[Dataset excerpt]
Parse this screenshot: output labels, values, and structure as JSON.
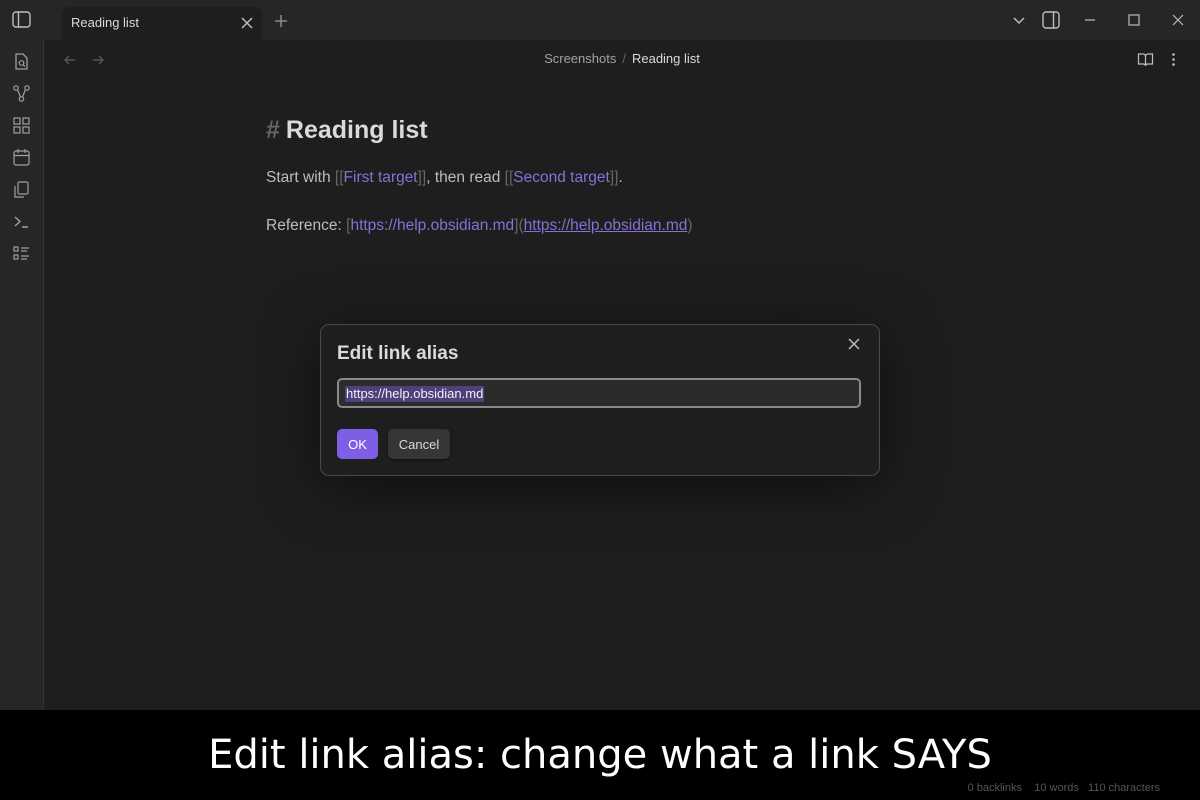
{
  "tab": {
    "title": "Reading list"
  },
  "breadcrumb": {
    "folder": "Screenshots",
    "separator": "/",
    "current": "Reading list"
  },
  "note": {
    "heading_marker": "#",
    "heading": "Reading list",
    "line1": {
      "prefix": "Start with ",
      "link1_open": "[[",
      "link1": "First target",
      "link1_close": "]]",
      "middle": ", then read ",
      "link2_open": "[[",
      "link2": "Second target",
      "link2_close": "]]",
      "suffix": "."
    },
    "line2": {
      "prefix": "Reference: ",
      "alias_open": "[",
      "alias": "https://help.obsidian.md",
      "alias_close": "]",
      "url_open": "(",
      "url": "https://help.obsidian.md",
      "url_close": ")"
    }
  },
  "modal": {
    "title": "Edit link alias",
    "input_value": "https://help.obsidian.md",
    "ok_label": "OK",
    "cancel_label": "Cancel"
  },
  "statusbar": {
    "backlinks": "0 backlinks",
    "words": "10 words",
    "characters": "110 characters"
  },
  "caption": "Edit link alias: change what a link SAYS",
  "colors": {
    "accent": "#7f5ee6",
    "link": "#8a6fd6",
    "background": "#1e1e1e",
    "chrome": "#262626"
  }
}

### YOUR TASK
Filter the records for lines holding the string "Reading". Copy each one.

### RESULT OF THE EXERCISE
    "title": "Reading list"
    "current": "Reading list"
    "heading": "Reading list",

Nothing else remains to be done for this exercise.